> [TASK BRIEF]
Output the entries verbatim, including every line.

* BEGIN DATA LISTING *

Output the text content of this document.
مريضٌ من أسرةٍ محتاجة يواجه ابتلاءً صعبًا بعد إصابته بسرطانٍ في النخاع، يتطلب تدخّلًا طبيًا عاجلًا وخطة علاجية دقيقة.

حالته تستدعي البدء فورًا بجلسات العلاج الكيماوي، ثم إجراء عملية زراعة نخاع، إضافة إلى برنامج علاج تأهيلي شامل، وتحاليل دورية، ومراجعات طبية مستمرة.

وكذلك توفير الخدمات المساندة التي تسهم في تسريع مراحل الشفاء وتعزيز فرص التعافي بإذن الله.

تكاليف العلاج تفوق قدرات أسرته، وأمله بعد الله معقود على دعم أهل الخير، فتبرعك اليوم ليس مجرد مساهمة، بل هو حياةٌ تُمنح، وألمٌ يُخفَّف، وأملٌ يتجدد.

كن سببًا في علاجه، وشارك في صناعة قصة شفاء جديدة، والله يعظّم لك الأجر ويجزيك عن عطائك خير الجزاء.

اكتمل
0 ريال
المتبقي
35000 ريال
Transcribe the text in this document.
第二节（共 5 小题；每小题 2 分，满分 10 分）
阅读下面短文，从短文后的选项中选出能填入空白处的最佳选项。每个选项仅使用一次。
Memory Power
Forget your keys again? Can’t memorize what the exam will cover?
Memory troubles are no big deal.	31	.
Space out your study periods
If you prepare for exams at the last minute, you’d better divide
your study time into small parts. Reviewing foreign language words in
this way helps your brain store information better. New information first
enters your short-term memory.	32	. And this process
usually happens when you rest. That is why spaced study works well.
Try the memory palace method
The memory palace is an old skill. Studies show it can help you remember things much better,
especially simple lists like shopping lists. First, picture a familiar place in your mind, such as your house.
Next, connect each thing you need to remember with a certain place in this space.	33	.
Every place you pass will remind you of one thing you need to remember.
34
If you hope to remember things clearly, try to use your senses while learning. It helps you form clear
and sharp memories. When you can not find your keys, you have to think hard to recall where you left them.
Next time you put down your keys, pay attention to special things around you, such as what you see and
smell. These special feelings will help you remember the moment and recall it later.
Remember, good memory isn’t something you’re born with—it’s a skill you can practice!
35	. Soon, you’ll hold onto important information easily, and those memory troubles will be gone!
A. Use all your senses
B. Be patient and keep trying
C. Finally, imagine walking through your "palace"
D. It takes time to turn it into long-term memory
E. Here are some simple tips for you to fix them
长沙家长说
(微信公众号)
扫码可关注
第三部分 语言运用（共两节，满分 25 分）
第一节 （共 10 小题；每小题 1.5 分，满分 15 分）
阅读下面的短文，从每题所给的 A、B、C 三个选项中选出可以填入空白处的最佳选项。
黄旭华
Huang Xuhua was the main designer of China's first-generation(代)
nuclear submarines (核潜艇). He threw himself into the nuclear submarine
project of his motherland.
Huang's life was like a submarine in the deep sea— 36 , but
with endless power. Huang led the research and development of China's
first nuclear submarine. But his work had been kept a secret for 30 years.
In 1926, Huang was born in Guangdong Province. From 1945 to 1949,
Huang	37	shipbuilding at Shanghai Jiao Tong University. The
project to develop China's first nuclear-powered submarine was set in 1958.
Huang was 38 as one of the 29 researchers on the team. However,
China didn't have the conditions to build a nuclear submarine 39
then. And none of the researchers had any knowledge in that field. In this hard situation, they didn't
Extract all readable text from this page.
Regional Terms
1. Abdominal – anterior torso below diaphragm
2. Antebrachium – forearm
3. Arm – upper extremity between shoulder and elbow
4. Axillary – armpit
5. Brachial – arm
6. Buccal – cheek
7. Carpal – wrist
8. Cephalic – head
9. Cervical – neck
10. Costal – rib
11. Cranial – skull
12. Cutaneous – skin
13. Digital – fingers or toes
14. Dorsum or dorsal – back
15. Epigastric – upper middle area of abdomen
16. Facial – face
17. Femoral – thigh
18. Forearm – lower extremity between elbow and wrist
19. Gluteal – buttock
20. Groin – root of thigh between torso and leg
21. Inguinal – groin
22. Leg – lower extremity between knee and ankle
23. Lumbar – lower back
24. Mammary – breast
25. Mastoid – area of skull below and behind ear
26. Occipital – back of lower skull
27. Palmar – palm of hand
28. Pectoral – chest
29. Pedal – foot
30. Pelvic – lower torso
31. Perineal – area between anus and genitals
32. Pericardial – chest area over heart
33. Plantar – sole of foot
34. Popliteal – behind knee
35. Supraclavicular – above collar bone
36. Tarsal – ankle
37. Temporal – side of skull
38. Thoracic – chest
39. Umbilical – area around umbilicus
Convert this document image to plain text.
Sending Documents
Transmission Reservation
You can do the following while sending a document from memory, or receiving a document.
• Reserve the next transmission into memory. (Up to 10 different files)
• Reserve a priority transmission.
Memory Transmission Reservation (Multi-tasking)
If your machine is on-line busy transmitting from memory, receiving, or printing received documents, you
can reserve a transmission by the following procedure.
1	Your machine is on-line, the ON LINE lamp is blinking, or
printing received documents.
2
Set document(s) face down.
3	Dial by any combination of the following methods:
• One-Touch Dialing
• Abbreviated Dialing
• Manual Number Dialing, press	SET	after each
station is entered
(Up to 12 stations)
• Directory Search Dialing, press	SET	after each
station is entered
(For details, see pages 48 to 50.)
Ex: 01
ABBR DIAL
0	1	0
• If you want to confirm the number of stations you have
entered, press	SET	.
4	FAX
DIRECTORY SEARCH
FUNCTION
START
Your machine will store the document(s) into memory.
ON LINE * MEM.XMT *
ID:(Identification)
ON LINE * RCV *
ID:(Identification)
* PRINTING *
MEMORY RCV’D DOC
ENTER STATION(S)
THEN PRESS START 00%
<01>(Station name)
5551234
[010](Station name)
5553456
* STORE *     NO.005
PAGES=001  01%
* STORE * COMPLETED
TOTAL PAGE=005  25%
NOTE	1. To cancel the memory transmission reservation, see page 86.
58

* END DATA LISTING *

> [THE REPLY]
Output the text content of this document.
مريضٌ من أسرةٍ محتاجة يواجه ابتلاءً صعبًا بعد إصابته بسرطانٍ في النخاع، يتطلب تدخّلًا طبيًا عاجلًا وخطة علاجية دقيقة.

حالته تستدعي البدء فورًا بجلسات العلاج الكيماوي، ثم إجراء عملية زراعة نخاع، إضافة إلى برنامج علاج تأهيلي شامل، وتحاليل دورية، ومراجعات طبية مستمرة.

وكذلك توفير الخدمات المساندة التي تسهم في تسريع مراحل الشفاء وتعزيز فرص التعافي بإذن الله.

تكاليف العلاج تفوق قدرات أسرته، وأمله بعد الله معقود على دعم أهل الخير، فتبرعك اليوم ليس مجرد مساهمة، بل هو حياةٌ تُمنح، وألمٌ يُخفَّف، وأملٌ يتجدد.

كن سببًا في علاجه، وشارك في صناعة قصة شفاء جديدة، والله يعظّم لك الأجر ويجزيك عن عطائك خير الجزاء.

اكتمل
0 ريال
المتبقي
35000 ريال
Transcribe the text in this document.
第二节（共 5 小题；每小题 2 分，满分 10 分）
阅读下面短文，从短文后的选项中选出能填入空白处的最佳选项。每个选项仅使用一次。
Memory Power
Forget your keys again? Can’t memorize what the exam will cover?
Memory troubles are no big deal.	31	.
Space out your study periods
If you prepare for exams at the last minute, you’d better divide
your study time into small parts. Reviewing foreign language words in
this way helps your brain store information better. New information first
enters your short-term memory.	32	. And this process
usually happens when you rest. That is why spaced study works well.
Try the memory palace method
The memory palace is an old skill. Studies show it can help you remember things much better,
especially simple lists like shopping lists. First, picture a familiar place in your mind, such as your house.
Next, connect each thing you need to remember with a certain place in this space.	33	.
Every place you pass will remind you of one thing you need to remember.
34
If you hope to remember things clearly, try to use your senses while learning. It helps you form clear
and sharp memories. When you can not find your keys, you have to think hard to recall where you left them.
Next time you put down your keys, pay attention to special things around you, such as what you see and
smell. These special feelings will help you remember the moment and recall it later.
Remember, good memory isn’t something you’re born with—it’s a skill you can practice!
35	. Soon, you’ll hold onto important information easily, and those memory troubles will be gone!
A. Use all your senses
B. Be patient and keep trying
C. Finally, imagine walking through your "palace"
D. It takes time to turn it into long-term memory
E. Here are some simple tips for you to fix them
长沙家长说
(微信公众号)
扫码可关注
第三部分 语言运用（共两节，满分 25 分）
第一节 （共 10 小题；每小题 1.5 分，满分 15 分）
阅读下面的短文，从每题所给的 A、B、C 三个选项中选出可以填入空白处的最佳选项。
黄旭华
Huang Xuhua was the main designer of China's first-generation(代)
nuclear submarines (核潜艇). He threw himself into the nuclear submarine
project of his motherland.
Huang's life was like a submarine in the deep sea— 36 , but
with endless power. Huang led the research and development of China's
first nuclear submarine. But his work had been kept a secret for 30 years.
In 1926, Huang was born in Guangdong Province. From 1945 to 1949,
Huang	37	shipbuilding at Shanghai Jiao Tong University. The
project to develop China's first nuclear-powered submarine was set in 1958.
Huang was 38 as one of the 29 researchers on the team. However,
China didn't have the conditions to build a nuclear submarine 39
then. And none of the researchers had any knowledge in that field. In this hard situation, they didn't
Extract all readable text from this page.
Regional Terms
1. Abdominal – anterior torso below diaphragm
2. Antebrachium – forearm
3. Arm – upper extremity between shoulder and elbow
4. Axillary – armpit
5. Brachial – arm
6. Buccal – cheek
7. Carpal – wrist
8. Cephalic – head
9. Cervical – neck
10. Costal – rib
11. Cranial – skull
12. Cutaneous – skin
13. Digital – fingers or toes
14. Dorsum or dorsal – back
15. Epigastric – upper middle area of abdomen
16. Facial – face
17. Femoral – thigh
18. Forearm – lower extremity between elbow and wrist
19. Gluteal – buttock
20. Groin – root of thigh between torso and leg
21. Inguinal – groin
22. Leg – lower extremity between knee and ankle
23. Lumbar – lower back
24. Mammary – breast
25. Mastoid – area of skull below and behind ear
26. Occipital – back of lower skull
27. Palmar – palm of hand
28. Pectoral – chest
29. Pedal – foot
30. Pelvic – lower torso
31. Perineal – area between anus and genitals
32. Pericardial – chest area over heart
33. Plantar – sole of foot
34. Popliteal – behind knee
35. Supraclavicular – above collar bone
36. Tarsal – ankle
37. Temporal – side of skull
38. Thoracic – chest
39. Umbilical – area around umbilicus
Convert this document image to plain text.
Sending Documents
Transmission Reservation
You can do the following while sending a document from memory, or receiving a document.
• Reserve the next transmission into memory. (Up to 10 different files)
• Reserve a priority transmission.
Memory Transmission Reservation (Multi-tasking)
If your machine is on-line busy transmitting from memory, receiving, or printing received documents, you
can reserve a transmission by the following procedure.
1	Your machine is on-line, the ON LINE lamp is blinking, or
printing received documents.
2
Set document(s) face down.
3	Dial by any combination of the following methods:
• One-Touch Dialing
• Abbreviated Dialing
• Manual Number Dialing, press	SET	after each
station is entered
(Up to 12 stations)
• Directory Search Dialing, press	SET	after each
station is entered
(For details, see pages 48 to 50.)
Ex: 01
ABBR DIAL
0	1	0
• If you want to confirm the number of stations you have
entered, press	SET	.
4	FAX
DIRECTORY SEARCH
FUNCTION
START
Your machine will store the document(s) into memory.
ON LINE * MEM.XMT *
ID:(Identification)
ON LINE * RCV *
ID:(Identification)
* PRINTING *
MEMORY RCV’D DOC
ENTER STATION(S)
THEN PRESS START 00%
<01>(Station name)
5551234
[010](Station name)
5553456
* STORE *     NO.005
PAGES=001  01%
* STORE * COMPLETED
TOTAL PAGE=005  25%
NOTE	1. To cancel the memory transmission reservation, see page 86.
58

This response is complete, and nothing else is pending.